**Task description**
Pull each line containing "diagram" out of the data and copy it.

────────────────────────────────────────

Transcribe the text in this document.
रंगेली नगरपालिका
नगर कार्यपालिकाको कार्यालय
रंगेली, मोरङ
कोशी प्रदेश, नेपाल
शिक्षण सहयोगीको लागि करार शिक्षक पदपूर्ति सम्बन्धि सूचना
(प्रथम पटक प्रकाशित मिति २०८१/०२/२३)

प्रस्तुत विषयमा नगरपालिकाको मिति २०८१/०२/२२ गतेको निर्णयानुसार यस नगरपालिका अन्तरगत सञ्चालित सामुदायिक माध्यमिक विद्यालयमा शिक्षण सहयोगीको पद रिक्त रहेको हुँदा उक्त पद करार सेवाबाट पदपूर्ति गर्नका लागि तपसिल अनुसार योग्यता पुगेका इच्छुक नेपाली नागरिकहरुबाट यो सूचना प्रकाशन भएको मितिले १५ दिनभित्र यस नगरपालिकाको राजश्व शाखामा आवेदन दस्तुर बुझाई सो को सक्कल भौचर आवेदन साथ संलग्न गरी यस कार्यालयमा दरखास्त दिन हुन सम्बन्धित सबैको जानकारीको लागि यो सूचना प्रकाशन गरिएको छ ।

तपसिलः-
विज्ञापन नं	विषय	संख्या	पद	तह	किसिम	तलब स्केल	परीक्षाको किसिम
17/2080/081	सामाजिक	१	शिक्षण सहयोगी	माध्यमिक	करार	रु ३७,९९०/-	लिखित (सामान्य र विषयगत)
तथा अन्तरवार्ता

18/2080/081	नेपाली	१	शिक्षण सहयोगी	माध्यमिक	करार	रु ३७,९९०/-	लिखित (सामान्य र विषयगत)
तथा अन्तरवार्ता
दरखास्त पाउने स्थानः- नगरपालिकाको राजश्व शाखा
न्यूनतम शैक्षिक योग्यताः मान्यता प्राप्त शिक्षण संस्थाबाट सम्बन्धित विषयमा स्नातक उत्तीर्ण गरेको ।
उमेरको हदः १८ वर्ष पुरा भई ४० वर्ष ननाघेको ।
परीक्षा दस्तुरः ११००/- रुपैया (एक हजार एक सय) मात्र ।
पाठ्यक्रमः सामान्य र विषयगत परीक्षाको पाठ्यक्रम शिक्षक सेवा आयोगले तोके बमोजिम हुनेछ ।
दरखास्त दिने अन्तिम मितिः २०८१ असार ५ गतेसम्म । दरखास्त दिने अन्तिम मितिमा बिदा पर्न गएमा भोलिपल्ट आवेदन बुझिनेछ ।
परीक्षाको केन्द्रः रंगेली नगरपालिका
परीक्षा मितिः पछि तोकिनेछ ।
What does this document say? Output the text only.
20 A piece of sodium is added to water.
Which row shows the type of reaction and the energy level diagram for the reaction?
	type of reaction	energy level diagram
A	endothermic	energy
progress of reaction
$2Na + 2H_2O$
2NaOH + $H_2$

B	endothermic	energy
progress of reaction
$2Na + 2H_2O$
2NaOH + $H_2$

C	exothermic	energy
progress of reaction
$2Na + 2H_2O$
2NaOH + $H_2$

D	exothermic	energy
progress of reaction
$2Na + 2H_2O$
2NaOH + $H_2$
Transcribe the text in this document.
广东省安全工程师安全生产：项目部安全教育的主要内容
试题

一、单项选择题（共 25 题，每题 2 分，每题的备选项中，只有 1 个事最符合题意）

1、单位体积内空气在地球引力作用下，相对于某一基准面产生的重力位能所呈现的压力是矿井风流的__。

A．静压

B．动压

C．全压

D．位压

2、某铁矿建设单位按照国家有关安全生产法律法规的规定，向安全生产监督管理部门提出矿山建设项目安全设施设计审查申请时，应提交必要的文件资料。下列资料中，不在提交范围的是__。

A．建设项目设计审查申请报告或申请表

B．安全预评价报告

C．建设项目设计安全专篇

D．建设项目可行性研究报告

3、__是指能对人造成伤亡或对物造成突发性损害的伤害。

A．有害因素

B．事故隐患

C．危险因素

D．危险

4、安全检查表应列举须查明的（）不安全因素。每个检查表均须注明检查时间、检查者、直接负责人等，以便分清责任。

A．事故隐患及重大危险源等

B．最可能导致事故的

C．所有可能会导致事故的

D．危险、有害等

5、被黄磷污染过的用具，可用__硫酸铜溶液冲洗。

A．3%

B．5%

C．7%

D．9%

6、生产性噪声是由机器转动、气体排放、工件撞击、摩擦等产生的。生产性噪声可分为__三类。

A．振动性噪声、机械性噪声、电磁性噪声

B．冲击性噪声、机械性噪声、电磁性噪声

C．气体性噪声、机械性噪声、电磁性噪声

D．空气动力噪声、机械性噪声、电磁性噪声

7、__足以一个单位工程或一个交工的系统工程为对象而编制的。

────────────────────────────────────────

**Result below**
Which row shows the type of reaction and the energy level diagram for the reaction?
	type of reaction	energy level diagram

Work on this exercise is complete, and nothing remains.